Stored data:
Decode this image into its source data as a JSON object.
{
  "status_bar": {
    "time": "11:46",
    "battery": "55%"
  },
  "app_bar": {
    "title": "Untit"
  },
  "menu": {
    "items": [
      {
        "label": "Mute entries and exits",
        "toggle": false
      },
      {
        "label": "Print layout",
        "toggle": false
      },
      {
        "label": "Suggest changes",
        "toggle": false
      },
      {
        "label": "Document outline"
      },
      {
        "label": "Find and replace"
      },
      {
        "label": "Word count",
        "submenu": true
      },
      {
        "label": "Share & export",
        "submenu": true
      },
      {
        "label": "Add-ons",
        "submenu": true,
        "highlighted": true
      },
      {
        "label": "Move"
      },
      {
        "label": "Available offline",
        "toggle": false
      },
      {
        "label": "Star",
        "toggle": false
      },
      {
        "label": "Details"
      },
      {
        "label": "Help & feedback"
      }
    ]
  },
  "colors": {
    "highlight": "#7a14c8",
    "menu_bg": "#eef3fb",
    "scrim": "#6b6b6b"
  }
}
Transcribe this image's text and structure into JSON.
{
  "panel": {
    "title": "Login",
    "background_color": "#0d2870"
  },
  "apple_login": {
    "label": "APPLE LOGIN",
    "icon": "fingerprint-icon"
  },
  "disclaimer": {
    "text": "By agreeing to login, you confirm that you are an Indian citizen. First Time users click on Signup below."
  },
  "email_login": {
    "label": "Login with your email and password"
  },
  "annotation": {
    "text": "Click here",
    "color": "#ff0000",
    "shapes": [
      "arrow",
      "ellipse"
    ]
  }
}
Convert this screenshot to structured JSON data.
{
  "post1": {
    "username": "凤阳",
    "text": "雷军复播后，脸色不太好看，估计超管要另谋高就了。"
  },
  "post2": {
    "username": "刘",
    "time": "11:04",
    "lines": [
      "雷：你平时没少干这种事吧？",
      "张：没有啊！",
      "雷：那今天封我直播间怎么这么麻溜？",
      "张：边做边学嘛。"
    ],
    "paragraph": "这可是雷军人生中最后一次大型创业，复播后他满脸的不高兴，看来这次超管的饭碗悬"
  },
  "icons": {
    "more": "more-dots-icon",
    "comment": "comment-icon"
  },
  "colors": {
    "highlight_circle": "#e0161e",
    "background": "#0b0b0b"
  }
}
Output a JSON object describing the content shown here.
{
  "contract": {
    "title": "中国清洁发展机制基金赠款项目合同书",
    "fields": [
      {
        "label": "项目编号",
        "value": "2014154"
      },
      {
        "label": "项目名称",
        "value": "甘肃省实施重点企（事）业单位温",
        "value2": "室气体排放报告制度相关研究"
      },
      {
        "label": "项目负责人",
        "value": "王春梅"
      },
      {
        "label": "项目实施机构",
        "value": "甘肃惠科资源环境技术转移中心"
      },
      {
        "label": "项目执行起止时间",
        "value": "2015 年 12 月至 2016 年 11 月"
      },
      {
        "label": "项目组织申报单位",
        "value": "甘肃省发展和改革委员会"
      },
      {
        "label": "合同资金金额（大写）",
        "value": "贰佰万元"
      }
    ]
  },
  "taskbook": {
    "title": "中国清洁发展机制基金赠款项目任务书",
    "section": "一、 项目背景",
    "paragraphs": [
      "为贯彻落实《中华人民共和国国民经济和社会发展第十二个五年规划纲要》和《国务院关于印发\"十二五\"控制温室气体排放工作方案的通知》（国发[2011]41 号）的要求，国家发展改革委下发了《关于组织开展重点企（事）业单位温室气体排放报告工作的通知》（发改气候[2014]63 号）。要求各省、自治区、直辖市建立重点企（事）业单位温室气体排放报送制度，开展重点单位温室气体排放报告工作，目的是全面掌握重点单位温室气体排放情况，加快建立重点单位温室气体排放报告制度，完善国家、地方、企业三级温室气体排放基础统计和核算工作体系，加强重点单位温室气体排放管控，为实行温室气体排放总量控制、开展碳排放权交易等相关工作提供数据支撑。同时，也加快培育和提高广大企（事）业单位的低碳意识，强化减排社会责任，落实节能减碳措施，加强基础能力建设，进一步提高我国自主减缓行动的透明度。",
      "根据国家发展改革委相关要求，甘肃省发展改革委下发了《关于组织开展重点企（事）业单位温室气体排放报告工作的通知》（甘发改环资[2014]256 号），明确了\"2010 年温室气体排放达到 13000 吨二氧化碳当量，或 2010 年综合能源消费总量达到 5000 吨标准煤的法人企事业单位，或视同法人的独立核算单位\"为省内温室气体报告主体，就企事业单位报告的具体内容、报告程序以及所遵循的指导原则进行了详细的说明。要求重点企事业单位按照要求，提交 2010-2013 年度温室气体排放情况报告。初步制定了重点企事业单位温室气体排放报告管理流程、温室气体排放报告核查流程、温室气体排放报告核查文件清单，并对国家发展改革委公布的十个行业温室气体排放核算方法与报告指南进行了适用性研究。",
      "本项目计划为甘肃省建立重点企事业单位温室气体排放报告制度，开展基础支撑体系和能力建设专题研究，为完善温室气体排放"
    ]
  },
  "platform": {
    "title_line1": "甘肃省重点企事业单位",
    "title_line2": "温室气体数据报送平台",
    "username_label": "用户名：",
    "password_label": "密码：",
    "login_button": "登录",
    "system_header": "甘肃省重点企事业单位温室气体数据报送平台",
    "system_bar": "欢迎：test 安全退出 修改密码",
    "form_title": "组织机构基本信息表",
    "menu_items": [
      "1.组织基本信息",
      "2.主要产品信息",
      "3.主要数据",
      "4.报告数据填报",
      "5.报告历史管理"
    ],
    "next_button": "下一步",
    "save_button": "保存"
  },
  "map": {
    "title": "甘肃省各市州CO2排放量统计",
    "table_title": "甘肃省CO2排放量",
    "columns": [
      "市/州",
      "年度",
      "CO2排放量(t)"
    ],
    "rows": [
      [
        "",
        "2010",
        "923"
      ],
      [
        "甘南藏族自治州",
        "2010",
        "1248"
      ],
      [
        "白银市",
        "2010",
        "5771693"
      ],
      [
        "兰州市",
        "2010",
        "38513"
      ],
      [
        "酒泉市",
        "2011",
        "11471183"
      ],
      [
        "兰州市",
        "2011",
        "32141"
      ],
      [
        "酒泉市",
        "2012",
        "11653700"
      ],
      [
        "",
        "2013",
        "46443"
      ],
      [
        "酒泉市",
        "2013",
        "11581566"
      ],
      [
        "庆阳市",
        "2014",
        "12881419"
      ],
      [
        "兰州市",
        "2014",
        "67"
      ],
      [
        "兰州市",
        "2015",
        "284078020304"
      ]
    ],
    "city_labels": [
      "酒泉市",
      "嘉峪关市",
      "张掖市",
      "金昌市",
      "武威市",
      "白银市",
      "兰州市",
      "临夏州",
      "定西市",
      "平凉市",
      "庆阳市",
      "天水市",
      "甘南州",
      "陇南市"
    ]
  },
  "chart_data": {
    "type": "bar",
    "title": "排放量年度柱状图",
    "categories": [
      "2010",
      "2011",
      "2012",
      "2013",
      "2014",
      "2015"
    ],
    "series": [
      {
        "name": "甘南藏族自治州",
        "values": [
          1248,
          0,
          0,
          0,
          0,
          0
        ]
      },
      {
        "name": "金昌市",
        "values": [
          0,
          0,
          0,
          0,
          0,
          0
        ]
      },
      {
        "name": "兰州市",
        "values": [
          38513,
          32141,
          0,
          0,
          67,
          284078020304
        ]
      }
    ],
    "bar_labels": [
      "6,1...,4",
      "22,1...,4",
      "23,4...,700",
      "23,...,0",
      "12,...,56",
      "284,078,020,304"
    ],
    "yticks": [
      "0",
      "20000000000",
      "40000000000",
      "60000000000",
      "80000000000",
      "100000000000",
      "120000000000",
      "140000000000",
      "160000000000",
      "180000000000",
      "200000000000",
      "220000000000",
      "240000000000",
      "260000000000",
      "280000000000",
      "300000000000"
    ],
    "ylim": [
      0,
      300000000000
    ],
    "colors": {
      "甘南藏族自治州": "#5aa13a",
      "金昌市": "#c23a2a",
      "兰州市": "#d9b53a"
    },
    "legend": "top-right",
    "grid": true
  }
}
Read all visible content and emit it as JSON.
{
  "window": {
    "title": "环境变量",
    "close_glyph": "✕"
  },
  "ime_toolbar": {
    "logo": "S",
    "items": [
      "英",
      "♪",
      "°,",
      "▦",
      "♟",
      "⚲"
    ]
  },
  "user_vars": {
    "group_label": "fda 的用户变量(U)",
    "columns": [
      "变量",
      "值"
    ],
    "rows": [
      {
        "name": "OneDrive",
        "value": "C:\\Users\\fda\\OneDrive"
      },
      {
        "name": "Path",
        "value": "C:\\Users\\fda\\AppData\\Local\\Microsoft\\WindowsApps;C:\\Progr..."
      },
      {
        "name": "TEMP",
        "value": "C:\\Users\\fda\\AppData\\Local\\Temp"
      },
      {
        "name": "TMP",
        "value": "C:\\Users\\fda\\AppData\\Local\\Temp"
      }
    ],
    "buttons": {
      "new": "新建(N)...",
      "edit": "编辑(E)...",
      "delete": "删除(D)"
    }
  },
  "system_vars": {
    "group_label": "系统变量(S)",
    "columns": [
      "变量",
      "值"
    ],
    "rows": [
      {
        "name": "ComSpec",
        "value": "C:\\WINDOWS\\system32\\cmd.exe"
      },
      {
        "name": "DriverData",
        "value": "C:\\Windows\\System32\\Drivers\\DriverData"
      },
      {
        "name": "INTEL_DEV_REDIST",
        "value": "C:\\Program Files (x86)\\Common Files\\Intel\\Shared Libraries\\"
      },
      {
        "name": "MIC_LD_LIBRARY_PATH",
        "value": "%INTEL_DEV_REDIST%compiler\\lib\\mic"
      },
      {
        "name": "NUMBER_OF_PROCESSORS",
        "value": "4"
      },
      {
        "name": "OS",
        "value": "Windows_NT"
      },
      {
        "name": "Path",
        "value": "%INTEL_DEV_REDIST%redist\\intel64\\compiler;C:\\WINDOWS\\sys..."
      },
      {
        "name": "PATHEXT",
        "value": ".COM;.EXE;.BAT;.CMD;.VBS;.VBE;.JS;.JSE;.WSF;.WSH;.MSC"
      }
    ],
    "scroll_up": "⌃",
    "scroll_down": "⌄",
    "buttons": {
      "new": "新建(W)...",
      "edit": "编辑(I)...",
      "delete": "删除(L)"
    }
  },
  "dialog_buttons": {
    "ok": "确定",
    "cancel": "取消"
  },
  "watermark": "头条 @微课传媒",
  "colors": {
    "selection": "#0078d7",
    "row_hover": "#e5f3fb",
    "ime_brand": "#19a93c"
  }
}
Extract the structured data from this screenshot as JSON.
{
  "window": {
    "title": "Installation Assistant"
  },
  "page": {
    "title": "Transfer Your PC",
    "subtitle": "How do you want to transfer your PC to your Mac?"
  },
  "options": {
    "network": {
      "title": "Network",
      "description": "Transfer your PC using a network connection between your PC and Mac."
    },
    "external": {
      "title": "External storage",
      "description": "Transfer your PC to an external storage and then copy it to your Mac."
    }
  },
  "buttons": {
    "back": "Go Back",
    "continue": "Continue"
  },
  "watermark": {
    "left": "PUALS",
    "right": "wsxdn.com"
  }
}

**Aim of the task:** Gather each line from the entries above that includes the word "screenshot".

**Output for this task:**
Convert this screenshot to structured JSON data.
Extract the structured data from this screenshot as JSON.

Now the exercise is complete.